START Record list

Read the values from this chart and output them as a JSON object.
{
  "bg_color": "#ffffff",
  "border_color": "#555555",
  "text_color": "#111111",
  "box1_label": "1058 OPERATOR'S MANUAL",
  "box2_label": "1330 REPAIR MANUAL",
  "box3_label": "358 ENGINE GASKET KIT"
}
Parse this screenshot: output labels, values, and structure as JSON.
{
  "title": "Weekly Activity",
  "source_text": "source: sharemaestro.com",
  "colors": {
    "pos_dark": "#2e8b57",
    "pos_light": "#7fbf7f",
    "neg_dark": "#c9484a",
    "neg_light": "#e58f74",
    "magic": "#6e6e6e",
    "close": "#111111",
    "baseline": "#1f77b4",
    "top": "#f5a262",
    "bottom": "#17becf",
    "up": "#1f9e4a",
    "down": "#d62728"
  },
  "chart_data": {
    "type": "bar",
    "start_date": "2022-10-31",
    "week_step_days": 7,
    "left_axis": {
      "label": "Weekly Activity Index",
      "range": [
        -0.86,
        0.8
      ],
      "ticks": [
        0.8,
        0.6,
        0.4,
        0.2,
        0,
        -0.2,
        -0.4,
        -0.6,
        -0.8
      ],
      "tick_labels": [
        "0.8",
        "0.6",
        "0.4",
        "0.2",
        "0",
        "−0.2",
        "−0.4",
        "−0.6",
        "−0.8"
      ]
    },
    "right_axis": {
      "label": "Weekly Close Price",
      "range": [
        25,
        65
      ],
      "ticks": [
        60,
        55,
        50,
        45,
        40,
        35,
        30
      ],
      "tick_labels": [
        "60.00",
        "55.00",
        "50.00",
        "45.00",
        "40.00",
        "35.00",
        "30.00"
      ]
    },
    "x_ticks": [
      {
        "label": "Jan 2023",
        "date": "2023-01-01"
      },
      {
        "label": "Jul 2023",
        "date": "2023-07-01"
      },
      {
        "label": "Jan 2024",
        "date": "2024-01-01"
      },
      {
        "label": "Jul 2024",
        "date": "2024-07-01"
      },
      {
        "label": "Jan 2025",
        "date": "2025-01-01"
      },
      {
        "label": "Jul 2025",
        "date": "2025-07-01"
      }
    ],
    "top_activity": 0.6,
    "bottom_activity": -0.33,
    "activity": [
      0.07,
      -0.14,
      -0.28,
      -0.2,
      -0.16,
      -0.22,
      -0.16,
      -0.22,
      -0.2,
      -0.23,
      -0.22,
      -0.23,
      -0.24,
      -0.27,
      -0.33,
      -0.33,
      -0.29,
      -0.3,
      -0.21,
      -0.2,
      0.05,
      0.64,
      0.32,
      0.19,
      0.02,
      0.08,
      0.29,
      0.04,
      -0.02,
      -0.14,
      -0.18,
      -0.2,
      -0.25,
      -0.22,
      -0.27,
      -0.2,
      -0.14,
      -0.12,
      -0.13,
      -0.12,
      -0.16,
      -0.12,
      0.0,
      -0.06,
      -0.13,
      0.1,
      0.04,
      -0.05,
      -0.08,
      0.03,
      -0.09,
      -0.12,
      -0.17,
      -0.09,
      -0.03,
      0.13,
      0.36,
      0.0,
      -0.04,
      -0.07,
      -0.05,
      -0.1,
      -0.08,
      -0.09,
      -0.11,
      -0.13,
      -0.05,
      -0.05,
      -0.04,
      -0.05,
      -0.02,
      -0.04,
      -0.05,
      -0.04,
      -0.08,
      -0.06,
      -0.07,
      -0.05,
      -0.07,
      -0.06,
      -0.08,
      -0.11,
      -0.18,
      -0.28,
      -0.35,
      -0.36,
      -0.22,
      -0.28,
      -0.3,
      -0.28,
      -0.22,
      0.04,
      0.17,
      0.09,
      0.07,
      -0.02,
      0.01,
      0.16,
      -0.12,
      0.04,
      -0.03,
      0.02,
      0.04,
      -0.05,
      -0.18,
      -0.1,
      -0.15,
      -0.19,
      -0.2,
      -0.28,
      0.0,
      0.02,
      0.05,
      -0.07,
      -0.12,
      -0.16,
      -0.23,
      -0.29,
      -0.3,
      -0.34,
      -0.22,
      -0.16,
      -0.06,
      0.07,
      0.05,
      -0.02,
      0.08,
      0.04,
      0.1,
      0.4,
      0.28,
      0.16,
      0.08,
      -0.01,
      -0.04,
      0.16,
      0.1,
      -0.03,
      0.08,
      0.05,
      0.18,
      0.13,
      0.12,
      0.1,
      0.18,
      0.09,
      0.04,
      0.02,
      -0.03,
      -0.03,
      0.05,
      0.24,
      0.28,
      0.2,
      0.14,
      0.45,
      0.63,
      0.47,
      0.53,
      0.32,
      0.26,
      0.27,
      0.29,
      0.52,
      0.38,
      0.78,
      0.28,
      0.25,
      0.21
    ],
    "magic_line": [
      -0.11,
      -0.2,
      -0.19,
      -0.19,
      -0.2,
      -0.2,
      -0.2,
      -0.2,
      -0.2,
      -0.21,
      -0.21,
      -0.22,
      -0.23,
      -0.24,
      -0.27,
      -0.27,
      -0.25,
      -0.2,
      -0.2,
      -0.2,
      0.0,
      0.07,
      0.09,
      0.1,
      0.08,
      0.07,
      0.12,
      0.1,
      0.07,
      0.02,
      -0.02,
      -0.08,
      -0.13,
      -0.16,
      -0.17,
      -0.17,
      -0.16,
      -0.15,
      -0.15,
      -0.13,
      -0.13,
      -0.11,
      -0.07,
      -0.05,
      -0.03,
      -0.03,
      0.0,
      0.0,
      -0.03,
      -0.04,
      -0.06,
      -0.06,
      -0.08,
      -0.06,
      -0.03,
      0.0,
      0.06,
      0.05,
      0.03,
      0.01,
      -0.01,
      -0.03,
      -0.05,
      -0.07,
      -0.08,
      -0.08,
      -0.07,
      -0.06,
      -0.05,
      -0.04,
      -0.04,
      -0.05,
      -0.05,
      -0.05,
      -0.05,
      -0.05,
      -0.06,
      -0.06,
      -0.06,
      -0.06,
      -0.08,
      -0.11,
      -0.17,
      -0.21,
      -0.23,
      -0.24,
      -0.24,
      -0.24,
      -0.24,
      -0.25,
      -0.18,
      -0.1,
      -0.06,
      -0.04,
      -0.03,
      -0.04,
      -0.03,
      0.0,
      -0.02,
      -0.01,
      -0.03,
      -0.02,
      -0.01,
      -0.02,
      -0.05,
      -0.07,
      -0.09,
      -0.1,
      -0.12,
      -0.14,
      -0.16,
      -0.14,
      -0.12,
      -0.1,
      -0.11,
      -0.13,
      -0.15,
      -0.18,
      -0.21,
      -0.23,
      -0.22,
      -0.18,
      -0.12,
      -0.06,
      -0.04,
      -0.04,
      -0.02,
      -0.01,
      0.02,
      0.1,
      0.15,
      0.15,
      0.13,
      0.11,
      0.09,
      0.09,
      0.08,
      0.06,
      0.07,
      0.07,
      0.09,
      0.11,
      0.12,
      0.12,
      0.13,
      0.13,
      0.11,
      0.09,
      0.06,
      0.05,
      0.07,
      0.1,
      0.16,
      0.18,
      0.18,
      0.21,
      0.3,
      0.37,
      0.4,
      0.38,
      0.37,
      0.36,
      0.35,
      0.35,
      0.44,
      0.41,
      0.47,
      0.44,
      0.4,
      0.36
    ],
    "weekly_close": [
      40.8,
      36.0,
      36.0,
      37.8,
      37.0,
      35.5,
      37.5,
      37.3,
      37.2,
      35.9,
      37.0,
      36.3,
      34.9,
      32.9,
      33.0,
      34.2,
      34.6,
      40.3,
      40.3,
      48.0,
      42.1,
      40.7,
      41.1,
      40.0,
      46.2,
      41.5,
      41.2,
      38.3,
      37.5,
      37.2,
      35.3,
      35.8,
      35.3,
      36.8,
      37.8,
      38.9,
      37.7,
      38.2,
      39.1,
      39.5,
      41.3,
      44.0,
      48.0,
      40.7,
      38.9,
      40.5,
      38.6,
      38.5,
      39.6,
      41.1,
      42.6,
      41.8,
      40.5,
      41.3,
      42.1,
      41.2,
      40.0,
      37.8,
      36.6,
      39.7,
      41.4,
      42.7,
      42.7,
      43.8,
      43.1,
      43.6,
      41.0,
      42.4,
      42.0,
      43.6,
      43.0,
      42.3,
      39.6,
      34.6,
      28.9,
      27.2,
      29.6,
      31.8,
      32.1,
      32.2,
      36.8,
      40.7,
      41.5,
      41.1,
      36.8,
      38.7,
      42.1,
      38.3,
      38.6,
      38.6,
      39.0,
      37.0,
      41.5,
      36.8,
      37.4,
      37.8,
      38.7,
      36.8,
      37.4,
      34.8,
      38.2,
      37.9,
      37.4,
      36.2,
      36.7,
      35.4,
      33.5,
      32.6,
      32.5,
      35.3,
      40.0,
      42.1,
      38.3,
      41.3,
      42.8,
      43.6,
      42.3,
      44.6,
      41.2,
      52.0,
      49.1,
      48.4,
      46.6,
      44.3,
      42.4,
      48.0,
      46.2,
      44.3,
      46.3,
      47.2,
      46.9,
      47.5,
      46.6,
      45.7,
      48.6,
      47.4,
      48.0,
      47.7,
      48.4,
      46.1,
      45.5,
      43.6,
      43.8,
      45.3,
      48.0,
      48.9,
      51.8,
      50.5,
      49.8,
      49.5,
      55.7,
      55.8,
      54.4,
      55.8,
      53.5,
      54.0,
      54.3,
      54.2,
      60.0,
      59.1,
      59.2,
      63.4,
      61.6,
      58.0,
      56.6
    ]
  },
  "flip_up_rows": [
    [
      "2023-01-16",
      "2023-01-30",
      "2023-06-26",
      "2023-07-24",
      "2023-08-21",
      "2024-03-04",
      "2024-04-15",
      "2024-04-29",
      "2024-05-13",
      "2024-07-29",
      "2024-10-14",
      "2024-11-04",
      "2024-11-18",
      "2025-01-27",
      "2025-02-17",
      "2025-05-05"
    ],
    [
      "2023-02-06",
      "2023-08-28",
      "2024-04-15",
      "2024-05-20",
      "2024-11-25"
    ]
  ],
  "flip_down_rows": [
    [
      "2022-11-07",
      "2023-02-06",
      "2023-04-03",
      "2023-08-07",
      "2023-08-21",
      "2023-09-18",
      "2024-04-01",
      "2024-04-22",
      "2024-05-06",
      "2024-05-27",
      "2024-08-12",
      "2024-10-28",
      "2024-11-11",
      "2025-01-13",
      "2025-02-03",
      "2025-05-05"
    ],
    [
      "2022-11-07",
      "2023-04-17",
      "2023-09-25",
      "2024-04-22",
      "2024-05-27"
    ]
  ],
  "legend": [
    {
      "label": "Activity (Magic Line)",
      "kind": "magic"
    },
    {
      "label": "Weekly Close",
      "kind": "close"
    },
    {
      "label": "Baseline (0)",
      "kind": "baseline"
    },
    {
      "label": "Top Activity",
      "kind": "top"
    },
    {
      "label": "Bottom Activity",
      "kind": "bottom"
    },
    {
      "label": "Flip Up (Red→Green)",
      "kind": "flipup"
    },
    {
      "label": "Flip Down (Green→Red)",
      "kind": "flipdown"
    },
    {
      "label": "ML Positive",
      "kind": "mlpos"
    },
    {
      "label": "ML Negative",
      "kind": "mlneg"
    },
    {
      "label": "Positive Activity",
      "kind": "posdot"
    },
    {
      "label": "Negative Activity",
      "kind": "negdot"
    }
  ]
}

END Record list

● **To be done**
Note how many lines of the material contain the string "kind". Then report that number by itself.

● **Exercise answer**
11